● Description of the task
Reproduce all of the data below without alteration; exclude every picture.

— Start of Records provided —

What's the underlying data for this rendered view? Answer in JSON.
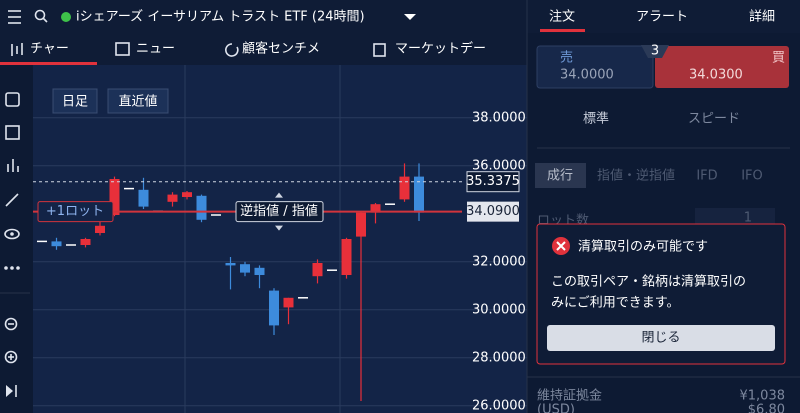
{
  "header": {
    "title": "iシェアーズ イーサリアム トラスト ETF (24時間)",
    "tabs": [
      "注文",
      "アラート",
      "詳細"
    ]
  },
  "subtabs": [
    "チャー",
    "ニュー",
    "顧客センチメ",
    "マーケットデー"
  ],
  "chart_toolbar": [
    "日足",
    "直近値"
  ],
  "chart_data": {
    "type": "candlestick",
    "ylim": [
      25.7,
      40.2
    ],
    "yticks": [
      {
        "value": 38,
        "label": "38.0000"
      },
      {
        "value": 36,
        "label": "36.0000"
      },
      {
        "value": 32,
        "label": "32.0000"
      },
      {
        "value": 30,
        "label": "30.0000"
      },
      {
        "value": 28,
        "label": "28.0000"
      },
      {
        "value": 26,
        "label": "26.0000"
      }
    ],
    "grid": true,
    "up_color": "#e8303a",
    "down_color": "#3d8bdc",
    "flat_color": "#ffffff",
    "price_lines": [
      {
        "value": 35.3375,
        "label": "35.3375"
      },
      {
        "value": 34.09,
        "label": "34.0900"
      }
    ],
    "order_labels": [
      "+1ロット",
      "逆指値 / 指値"
    ],
    "candles": [
      {
        "open": 32.85,
        "high": 32.85,
        "low": 32.85,
        "close": 32.85
      },
      {
        "open": 32.85,
        "high": 33.0,
        "low": 32.5,
        "close": 32.65
      },
      {
        "open": 32.7,
        "high": 32.7,
        "low": 32.7,
        "close": 32.7
      },
      {
        "open": 32.7,
        "high": 33.0,
        "low": 32.6,
        "close": 32.95
      },
      {
        "open": 33.2,
        "high": 33.7,
        "low": 33.1,
        "close": 33.5
      },
      {
        "open": 33.95,
        "high": 35.55,
        "low": 33.9,
        "close": 35.45
      },
      {
        "open": 35.05,
        "high": 35.05,
        "low": 35.05,
        "close": 35.05
      },
      {
        "open": 35.0,
        "high": 35.5,
        "low": 34.2,
        "close": 34.3
      },
      {
        "open": 34.1,
        "high": 34.1,
        "low": 34.1,
        "close": 34.1
      },
      {
        "open": 34.5,
        "high": 34.9,
        "low": 34.3,
        "close": 34.8
      },
      {
        "open": 34.7,
        "high": 34.95,
        "low": 34.6,
        "close": 34.9
      },
      {
        "open": 34.75,
        "high": 34.8,
        "low": 33.65,
        "close": 33.75
      },
      {
        "open": 33.95,
        "high": 33.95,
        "low": 33.95,
        "close": 33.95
      },
      {
        "open": 31.95,
        "high": 32.2,
        "low": 30.85,
        "close": 31.85
      },
      {
        "open": 31.9,
        "high": 32.0,
        "low": 31.4,
        "close": 31.55
      },
      {
        "open": 31.75,
        "high": 31.85,
        "low": 30.9,
        "close": 31.45
      },
      {
        "open": 30.8,
        "high": 30.9,
        "low": 28.95,
        "close": 29.35
      },
      {
        "open": 30.1,
        "high": 30.5,
        "low": 29.4,
        "close": 30.5
      },
      {
        "open": 30.5,
        "high": 30.5,
        "low": 30.5,
        "close": 30.5
      },
      {
        "open": 31.4,
        "high": 32.1,
        "low": 31.1,
        "close": 31.95
      },
      {
        "open": 31.65,
        "high": 31.65,
        "low": 31.65,
        "close": 31.65
      },
      {
        "open": 31.45,
        "high": 33.0,
        "low": 31.3,
        "close": 32.95
      },
      {
        "open": 33.05,
        "high": 34.1,
        "low": 26.2,
        "close": 34.05
      },
      {
        "open": 34.05,
        "high": 34.45,
        "low": 33.6,
        "close": 34.4
      },
      {
        "open": 34.4,
        "high": 34.4,
        "low": 34.4,
        "close": 34.4
      },
      {
        "open": 34.6,
        "high": 36.1,
        "low": 34.5,
        "close": 35.55
      },
      {
        "open": 35.55,
        "high": 36.1,
        "low": 33.7,
        "close": 34.05
      }
    ]
  },
  "order": {
    "sell_label": "売",
    "sell_price": "34.0000",
    "spread": 3,
    "buy_label": "買",
    "buy_price": "34.0300",
    "modes": [
      "標準",
      "スピード"
    ],
    "types": [
      "成行",
      "指値・逆指値",
      "IFD",
      "IFO"
    ],
    "lot_label": "ロット数",
    "lot_value": 1,
    "margin_label": "維持証拠金",
    "margin_unit": "(USD)",
    "margin_jpy": "¥1,038",
    "margin_usd": "$6.80"
  },
  "modal": {
    "title": "清算取引のみ可能です",
    "body_lines": [
      "この取引ペア・銘柄は清算取引の",
      "みにご利用できます。"
    ],
    "button": "閉じる"
  }
}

— End of Records provided —

● Response
What's the underlying data for this rendered view? Answer in JSON.
{
  "header": {
    "title": "iシェアーズ イーサリアム トラスト ETF (24時間)",
    "tabs": [
      "注文",
      "アラート",
      "詳細"
    ]
  },
  "subtabs": [
    "チャー",
    "ニュー",
    "顧客センチメ",
    "マーケットデー"
  ],
  "chart_toolbar": [
    "日足",
    "直近値"
  ],
  "chart_data": {
    "type": "candlestick",
    "ylim": [
      25.7,
      40.2
    ],
    "yticks": [
      {
        "value": 38,
        "label": "38.0000"
      },
      {
        "value": 36,
        "label": "36.0000"
      },
      {
        "value": 32,
        "label": "32.0000"
      },
      {
        "value": 30,
        "label": "30.0000"
      },
      {
        "value": 28,
        "label": "28.0000"
      },
      {
        "value": 26,
        "label": "26.0000"
      }
    ],
    "grid": true,
    "up_color": "#e8303a",
    "down_color": "#3d8bdc",
    "flat_color": "#ffffff",
    "price_lines": [
      {
        "value": 35.3375,
        "label": "35.3375"
      },
      {
        "value": 34.09,
        "label": "34.0900"
      }
    ],
    "order_labels": [
      "+1ロット",
      "逆指値 / 指値"
    ],
    "candles": [
      {
        "open": 32.85,
        "high": 32.85,
        "low": 32.85,
        "close": 32.85
      },
      {
        "open": 32.85,
        "high": 33.0,
        "low": 32.5,
        "close": 32.65
      },
      {
        "open": 32.7,
        "high": 32.7,
        "low": 32.7,
        "close": 32.7
      },
      {
        "open": 32.7,
        "high": 33.0,
        "low": 32.6,
        "close": 32.95
      },
      {
        "open": 33.2,
        "high": 33.7,
        "low": 33.1,
        "close": 33.5
      },
      {
        "open": 33.95,
        "high": 35.55,
        "low": 33.9,
        "close": 35.45
      },
      {
        "open": 35.05,
        "high": 35.05,
        "low": 35.05,
        "close": 35.05
      },
      {
        "open": 35.0,
        "high": 35.5,
        "low": 34.2,
        "close": 34.3
      },
      {
        "open": 34.1,
        "high": 34.1,
        "low": 34.1,
        "close": 34.1
      },
      {
        "open": 34.5,
        "high": 34.9,
        "low": 34.3,
        "close": 34.8
      },
      {
        "open": 34.7,
        "high": 34.95,
        "low": 34.6,
        "close": 34.9
      },
      {
        "open": 34.75,
        "high": 34.8,
        "low": 33.65,
        "close": 33.75
      },
      {
        "open": 33.95,
        "high": 33.95,
        "low": 33.95,
        "close": 33.95
      },
      {
        "open": 31.95,
        "high": 32.2,
        "low": 30.85,
        "close": 31.85
      },
      {
        "open": 31.9,
        "high": 32.0,
        "low": 31.4,
        "close": 31.55
      },
      {
        "open": 31.75,
        "high": 31.85,
        "low": 30.9,
        "close": 31.45
      },
      {
        "open": 30.8,
        "high": 30.9,
        "low": 28.95,
        "close": 29.35
      },
      {
        "open": 30.1,
        "high": 30.5,
        "low": 29.4,
        "close": 30.5
      },
      {
        "open": 30.5,
        "high": 30.5,
        "low": 30.5,
        "close": 30.5
      },
      {
        "open": 31.4,
        "high": 32.1,
        "low": 31.1,
        "close": 31.95
      },
      {
        "open": 31.65,
        "high": 31.65,
        "low": 31.65,
        "close": 31.65
      },
      {
        "open": 31.45,
        "high": 33.0,
        "low": 31.3,
        "close": 32.95
      },
      {
        "open": 33.05,
        "high": 34.1,
        "low": 26.2,
        "close": 34.05
      },
      {
        "open": 34.05,
        "high": 34.45,
        "low": 33.6,
        "close": 34.4
      },
      {
        "open": 34.4,
        "high": 34.4,
        "low": 34.4,
        "close": 34.4
      },
      {
        "open": 34.6,
        "high": 36.1,
        "low": 34.5,
        "close": 35.55
      },
      {
        "open": 35.55,
        "high": 36.1,
        "low": 33.7,
        "close": 34.05
      }
    ]
  },
  "order": {
    "sell_label": "売",
    "sell_price": "34.0000",
    "spread": 3,
    "buy_label": "買",
    "buy_price": "34.0300",
    "modes": [
      "標準",
      "スピード"
    ],
    "types": [
      "成行",
      "指値・逆指値",
      "IFD",
      "IFO"
    ],
    "lot_label": "ロット数",
    "lot_value": 1,
    "margin_label": "維持証拠金",
    "margin_unit": "(USD)",
    "margin_jpy": "¥1,038",
    "margin_usd": "$6.80"
  },
  "modal": {
    "title": "清算取引のみ可能です",
    "body_lines": [
      "この取引ペア・銘柄は清算取引の",
      "みにご利用できます。"
    ],
    "button": "閉じる"
  }
}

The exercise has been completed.